Using the records below, copy out exactly the line that contains "Parse this screenshot: output" and every line that follows it, up to and including the last, and no others.

— Start Data extract —

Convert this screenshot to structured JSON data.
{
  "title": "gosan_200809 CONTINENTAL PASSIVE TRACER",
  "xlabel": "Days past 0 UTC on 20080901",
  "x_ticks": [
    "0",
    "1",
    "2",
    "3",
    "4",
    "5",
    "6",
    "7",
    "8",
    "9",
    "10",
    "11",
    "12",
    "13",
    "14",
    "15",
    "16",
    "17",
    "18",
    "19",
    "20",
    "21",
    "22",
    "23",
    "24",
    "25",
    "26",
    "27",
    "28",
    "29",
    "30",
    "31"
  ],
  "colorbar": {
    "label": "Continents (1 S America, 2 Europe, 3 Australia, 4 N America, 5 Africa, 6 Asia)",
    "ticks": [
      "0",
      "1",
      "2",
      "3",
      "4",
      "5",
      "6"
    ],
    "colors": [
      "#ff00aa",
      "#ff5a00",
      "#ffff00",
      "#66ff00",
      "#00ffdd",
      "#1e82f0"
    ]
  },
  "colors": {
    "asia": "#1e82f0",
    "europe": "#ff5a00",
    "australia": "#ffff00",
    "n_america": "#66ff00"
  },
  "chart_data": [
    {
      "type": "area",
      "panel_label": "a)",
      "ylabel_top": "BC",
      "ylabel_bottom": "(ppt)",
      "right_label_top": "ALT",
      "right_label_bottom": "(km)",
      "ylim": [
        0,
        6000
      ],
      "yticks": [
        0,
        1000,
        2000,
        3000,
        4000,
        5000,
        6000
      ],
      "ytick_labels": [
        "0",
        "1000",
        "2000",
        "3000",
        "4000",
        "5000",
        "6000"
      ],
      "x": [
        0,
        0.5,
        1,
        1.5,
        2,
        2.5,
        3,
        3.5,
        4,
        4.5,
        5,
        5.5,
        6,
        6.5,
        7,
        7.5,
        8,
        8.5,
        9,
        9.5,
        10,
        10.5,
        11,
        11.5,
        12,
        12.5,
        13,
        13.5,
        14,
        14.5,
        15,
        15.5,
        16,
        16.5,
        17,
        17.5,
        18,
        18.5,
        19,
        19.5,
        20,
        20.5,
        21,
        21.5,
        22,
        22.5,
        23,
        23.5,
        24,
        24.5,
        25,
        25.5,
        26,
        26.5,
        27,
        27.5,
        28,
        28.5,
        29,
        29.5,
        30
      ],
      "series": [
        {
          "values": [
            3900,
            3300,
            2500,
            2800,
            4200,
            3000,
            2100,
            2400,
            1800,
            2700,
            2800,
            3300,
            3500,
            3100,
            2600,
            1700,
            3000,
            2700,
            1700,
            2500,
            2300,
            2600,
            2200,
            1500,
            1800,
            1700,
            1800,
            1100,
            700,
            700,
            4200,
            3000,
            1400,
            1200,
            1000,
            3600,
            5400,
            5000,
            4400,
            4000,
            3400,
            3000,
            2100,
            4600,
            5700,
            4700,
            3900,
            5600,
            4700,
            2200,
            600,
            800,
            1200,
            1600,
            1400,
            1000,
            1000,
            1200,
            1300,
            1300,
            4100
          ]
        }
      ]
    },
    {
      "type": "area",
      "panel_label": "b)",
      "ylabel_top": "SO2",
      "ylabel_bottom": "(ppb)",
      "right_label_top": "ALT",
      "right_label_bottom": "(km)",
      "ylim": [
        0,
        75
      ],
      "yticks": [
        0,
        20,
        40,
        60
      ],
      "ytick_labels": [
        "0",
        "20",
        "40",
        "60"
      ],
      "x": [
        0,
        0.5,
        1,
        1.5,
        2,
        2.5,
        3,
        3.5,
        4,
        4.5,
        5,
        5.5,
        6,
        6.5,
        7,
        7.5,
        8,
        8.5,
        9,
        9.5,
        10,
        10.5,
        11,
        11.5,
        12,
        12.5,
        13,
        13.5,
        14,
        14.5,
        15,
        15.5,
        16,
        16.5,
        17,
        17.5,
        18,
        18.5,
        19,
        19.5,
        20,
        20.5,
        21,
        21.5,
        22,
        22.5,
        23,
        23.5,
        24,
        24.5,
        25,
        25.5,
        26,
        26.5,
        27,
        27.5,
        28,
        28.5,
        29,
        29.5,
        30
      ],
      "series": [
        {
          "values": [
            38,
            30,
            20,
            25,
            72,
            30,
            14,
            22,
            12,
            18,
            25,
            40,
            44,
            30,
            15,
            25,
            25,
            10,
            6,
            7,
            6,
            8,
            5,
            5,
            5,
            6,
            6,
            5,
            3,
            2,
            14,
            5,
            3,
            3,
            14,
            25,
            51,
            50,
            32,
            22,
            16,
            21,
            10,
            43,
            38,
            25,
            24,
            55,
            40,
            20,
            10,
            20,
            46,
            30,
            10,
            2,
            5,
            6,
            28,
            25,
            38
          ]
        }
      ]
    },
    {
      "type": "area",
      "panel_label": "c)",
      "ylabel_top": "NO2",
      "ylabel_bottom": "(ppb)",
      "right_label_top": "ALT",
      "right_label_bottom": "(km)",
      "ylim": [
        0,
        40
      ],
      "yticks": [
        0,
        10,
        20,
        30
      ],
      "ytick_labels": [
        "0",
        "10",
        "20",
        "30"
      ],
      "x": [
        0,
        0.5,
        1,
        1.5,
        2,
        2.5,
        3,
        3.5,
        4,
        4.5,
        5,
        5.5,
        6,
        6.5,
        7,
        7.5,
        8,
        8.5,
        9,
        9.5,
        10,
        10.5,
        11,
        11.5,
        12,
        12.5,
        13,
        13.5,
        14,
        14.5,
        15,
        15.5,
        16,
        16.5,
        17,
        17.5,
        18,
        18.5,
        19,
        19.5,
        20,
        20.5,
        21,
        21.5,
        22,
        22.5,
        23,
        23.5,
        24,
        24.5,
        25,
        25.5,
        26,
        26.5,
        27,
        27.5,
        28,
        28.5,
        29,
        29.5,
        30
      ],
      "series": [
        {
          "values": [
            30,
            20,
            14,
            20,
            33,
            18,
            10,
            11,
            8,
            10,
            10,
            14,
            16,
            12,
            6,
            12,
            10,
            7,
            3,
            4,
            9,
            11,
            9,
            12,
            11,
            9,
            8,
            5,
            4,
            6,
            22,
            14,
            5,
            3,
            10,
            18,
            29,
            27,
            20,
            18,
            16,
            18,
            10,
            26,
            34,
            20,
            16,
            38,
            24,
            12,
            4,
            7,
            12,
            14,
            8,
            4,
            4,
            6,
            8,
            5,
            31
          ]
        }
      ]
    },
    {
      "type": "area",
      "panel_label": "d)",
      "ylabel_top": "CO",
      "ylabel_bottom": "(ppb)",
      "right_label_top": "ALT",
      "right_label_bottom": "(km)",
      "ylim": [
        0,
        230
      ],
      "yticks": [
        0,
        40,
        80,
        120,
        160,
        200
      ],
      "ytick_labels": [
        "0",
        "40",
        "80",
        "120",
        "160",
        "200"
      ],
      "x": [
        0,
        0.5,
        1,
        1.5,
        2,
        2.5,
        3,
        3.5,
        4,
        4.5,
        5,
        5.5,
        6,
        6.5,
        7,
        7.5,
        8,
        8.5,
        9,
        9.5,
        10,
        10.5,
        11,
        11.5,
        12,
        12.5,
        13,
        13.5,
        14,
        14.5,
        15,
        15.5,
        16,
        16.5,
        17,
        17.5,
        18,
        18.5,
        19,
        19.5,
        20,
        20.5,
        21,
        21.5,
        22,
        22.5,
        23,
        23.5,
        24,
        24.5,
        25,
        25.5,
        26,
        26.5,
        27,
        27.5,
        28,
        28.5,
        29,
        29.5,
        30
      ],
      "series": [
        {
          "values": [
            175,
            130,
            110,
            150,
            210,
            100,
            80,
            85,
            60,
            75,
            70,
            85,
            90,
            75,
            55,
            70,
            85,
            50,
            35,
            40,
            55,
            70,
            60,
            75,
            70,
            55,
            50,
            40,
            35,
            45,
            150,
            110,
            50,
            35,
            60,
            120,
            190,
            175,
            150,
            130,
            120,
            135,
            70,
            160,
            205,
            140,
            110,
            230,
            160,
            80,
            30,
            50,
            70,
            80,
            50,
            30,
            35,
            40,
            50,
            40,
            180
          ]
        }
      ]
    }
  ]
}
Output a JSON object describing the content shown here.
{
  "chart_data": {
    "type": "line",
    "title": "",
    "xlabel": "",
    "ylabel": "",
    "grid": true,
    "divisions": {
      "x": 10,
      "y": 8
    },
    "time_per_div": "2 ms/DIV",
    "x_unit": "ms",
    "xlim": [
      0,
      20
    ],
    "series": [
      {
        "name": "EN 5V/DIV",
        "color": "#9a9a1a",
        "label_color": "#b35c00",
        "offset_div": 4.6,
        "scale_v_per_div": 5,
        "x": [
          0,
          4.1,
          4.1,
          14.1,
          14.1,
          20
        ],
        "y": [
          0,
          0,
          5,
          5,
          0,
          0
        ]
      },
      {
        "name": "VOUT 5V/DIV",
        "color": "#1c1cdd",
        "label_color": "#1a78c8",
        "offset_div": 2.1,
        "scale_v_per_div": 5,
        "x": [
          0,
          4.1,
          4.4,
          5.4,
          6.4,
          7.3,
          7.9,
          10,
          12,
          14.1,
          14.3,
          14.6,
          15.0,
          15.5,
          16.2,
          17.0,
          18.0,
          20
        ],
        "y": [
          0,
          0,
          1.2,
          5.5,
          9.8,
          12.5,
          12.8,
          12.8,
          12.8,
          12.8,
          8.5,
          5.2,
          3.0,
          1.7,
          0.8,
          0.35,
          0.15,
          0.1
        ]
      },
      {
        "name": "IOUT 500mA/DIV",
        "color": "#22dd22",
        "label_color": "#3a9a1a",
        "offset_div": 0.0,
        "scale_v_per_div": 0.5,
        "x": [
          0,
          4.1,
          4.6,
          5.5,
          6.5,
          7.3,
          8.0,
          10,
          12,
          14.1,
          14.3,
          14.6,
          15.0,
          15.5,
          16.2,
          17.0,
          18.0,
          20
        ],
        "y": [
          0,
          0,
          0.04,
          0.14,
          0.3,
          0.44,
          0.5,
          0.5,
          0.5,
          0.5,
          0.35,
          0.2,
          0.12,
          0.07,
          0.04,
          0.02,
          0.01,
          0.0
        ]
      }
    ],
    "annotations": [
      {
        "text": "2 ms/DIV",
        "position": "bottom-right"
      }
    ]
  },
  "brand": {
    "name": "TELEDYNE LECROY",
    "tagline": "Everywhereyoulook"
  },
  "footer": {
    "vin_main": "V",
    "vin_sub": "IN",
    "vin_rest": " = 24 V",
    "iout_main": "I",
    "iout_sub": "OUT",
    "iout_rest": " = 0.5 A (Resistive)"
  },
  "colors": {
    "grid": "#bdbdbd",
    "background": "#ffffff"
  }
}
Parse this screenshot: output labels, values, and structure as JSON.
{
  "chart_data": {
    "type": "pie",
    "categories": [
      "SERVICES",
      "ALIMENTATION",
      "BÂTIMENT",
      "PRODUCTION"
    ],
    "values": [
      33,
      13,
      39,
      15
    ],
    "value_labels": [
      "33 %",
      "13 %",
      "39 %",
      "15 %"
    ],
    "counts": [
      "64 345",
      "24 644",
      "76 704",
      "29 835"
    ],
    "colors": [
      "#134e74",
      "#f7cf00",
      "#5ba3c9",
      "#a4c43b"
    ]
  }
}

— End Data extract —

◆ Solution below
Parse this screenshot: output labels, values, and structure as JSON.
{
  "chart_data": {
    "type": "pie",
    "categories": [
      "SERVICES",
      "ALIMENTATION",
      "BÂTIMENT",
      "PRODUCTION"
    ],
    "values": [
      33,
      13,
      39,
      15
    ],
    "value_labels": [
      "33 %",
      "13 %",
      "39 %",
      "15 %"
    ],
    "counts": [
      "64 345",
      "24 644",
      "76 704",
      "29 835"
    ],
    "colors": [
      "#134e74",
      "#f7cf00",
      "#5ba3c9",
      "#a4c43b"
    ]
  }
}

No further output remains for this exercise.